» WHAT YOU WILL DO:
Scan the entries below for the word "精读课文". Copy each line that has it.

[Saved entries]
================

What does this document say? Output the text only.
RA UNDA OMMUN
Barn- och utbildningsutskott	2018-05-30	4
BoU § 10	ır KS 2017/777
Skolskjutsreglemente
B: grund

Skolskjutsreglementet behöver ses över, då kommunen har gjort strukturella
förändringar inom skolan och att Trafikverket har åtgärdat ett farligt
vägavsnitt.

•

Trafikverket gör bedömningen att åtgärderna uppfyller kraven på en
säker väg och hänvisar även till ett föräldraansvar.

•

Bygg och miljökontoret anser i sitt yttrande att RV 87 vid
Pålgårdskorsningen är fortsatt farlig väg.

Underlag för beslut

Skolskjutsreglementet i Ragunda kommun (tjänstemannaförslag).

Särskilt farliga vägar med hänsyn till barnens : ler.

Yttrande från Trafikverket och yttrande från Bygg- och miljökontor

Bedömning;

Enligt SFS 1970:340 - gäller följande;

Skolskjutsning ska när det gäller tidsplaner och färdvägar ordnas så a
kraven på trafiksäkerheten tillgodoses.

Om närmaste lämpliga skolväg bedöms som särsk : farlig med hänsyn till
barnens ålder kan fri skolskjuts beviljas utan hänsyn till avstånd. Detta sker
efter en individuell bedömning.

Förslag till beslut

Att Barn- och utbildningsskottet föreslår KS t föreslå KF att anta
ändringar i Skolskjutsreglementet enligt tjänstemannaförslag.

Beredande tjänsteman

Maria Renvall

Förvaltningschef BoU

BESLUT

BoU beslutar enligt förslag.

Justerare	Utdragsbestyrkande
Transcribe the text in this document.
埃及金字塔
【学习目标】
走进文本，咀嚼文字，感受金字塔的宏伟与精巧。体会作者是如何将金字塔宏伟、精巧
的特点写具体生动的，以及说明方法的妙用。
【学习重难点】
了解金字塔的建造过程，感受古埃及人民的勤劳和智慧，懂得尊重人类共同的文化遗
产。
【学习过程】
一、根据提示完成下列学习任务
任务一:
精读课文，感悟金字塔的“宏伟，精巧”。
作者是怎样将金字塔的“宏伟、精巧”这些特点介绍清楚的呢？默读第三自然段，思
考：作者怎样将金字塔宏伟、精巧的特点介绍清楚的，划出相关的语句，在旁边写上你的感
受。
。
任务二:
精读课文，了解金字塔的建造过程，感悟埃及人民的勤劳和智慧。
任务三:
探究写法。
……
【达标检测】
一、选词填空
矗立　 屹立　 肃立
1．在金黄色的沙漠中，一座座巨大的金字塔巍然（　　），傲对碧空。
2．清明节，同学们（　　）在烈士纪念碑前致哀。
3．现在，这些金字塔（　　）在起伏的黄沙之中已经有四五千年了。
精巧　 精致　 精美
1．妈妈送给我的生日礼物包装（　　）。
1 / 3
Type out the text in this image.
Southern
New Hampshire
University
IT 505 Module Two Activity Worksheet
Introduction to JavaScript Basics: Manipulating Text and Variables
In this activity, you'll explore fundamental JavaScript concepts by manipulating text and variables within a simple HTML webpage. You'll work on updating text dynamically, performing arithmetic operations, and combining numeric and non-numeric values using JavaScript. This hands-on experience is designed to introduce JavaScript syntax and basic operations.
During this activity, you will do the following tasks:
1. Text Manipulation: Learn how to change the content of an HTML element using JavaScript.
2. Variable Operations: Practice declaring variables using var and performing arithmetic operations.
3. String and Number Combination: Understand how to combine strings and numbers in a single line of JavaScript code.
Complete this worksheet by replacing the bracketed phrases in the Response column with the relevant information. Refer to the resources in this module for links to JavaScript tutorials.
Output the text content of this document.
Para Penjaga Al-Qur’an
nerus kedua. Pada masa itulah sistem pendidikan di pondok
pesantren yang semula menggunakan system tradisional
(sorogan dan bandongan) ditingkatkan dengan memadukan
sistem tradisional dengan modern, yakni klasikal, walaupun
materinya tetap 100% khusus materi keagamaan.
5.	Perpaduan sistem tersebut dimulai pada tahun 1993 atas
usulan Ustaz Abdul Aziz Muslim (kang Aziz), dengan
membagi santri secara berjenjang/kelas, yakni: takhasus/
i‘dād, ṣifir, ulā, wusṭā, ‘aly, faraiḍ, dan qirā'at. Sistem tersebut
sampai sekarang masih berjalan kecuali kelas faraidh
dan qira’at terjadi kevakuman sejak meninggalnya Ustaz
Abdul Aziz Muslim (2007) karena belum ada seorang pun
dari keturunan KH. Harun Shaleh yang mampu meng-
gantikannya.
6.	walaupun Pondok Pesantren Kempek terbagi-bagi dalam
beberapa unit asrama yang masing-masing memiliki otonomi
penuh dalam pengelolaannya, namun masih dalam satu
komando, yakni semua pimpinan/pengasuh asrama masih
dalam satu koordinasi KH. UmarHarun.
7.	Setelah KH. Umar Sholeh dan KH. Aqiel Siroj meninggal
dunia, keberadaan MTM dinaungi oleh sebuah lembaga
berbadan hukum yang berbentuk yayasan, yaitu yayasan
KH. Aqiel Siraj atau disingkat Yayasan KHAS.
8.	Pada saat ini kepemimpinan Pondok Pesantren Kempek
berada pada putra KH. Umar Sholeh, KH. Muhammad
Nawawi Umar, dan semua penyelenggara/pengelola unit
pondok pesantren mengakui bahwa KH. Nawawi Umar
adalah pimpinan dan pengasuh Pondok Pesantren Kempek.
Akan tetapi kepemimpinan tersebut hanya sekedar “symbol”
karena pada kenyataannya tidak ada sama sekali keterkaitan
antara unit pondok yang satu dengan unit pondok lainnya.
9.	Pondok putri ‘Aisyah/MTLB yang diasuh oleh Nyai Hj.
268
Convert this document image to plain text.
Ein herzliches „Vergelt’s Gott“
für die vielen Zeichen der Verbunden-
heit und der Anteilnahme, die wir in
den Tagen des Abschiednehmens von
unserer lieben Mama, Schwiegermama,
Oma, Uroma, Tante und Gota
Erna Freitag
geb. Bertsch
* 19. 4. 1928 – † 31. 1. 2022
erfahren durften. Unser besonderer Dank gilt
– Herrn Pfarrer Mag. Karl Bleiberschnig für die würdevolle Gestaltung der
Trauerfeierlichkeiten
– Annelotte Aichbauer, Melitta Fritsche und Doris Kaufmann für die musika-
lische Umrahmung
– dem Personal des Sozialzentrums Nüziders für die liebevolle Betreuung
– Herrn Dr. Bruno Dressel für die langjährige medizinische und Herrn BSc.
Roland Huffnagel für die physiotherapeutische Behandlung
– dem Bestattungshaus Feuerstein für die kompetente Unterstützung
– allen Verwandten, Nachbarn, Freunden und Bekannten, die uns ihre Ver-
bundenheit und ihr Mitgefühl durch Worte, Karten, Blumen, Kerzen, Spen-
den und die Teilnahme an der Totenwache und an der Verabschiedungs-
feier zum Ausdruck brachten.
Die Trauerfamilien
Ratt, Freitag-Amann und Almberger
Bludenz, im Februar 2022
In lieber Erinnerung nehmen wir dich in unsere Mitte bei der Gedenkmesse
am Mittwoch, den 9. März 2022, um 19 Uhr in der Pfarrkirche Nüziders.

================

» EXPECTED ANSWER:
精读课文，感悟金字塔的“宏伟，精巧”。
精读课文，了解金字塔的建造过程，感悟埃及人民的勤劳和智慧。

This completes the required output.